— Required action —
Show, in full, each line of the data that contains "where".

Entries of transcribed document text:
_____
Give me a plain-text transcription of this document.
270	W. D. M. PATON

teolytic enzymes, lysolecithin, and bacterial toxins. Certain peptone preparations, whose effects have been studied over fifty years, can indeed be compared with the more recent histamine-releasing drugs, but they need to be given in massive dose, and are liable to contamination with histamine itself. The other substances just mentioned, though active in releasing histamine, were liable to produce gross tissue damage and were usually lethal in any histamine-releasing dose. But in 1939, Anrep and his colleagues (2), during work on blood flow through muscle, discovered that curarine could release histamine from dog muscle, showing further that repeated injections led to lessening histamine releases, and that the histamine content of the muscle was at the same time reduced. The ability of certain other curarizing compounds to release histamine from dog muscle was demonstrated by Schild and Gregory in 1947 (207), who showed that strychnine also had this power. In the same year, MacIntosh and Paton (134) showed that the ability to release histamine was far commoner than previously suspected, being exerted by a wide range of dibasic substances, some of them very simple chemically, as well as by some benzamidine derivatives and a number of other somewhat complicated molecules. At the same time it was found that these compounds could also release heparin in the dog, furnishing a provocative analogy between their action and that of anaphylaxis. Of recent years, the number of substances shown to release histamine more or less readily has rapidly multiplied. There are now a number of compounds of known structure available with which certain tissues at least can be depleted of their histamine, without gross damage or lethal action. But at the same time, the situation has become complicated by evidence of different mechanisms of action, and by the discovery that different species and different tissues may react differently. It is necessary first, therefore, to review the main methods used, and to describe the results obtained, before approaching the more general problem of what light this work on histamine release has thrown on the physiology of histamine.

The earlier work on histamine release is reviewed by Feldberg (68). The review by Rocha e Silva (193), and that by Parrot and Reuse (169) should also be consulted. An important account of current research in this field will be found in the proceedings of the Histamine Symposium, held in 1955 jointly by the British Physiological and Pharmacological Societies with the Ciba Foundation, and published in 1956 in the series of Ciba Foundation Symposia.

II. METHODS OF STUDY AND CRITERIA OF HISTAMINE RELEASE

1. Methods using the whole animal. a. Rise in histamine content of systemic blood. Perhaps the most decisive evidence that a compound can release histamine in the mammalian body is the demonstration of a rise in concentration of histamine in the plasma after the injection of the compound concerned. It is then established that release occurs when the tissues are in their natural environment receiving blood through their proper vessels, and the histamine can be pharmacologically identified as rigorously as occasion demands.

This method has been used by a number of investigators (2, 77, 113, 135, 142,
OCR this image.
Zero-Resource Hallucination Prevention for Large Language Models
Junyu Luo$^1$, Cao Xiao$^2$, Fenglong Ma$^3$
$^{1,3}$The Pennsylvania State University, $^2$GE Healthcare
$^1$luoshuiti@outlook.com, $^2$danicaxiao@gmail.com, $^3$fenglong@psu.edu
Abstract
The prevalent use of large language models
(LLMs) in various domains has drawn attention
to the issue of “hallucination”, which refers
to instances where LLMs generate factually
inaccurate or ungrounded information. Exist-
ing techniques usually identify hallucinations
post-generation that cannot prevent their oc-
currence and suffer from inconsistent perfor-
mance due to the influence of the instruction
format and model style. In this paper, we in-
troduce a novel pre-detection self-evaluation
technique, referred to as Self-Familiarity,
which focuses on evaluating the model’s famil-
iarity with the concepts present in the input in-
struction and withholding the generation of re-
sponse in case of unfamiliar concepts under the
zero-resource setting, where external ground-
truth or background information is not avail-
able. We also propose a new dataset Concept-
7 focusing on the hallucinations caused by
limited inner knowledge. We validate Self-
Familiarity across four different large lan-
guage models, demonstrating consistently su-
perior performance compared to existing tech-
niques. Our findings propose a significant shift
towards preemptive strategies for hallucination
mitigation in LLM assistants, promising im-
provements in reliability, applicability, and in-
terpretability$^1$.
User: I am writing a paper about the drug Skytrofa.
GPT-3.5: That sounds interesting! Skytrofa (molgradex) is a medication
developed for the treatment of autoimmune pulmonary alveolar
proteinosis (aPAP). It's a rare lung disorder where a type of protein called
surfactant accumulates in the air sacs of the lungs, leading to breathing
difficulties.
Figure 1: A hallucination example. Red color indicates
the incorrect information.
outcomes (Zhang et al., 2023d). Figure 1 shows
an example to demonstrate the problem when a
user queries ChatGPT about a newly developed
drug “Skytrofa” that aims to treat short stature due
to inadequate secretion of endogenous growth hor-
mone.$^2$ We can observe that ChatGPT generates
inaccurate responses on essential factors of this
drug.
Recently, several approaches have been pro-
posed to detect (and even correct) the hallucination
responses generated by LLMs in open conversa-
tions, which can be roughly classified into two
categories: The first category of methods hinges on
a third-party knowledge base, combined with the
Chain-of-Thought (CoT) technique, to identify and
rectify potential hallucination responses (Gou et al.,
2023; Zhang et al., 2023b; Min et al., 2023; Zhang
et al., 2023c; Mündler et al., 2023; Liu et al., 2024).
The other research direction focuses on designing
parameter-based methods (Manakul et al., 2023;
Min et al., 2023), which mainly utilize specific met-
_____
— Response for this exercise —
to instances where LLMs generate factually
zero-resource setting, where external ground-
proteinosis (aPAP). It's a rare lung disorder where a type of protein called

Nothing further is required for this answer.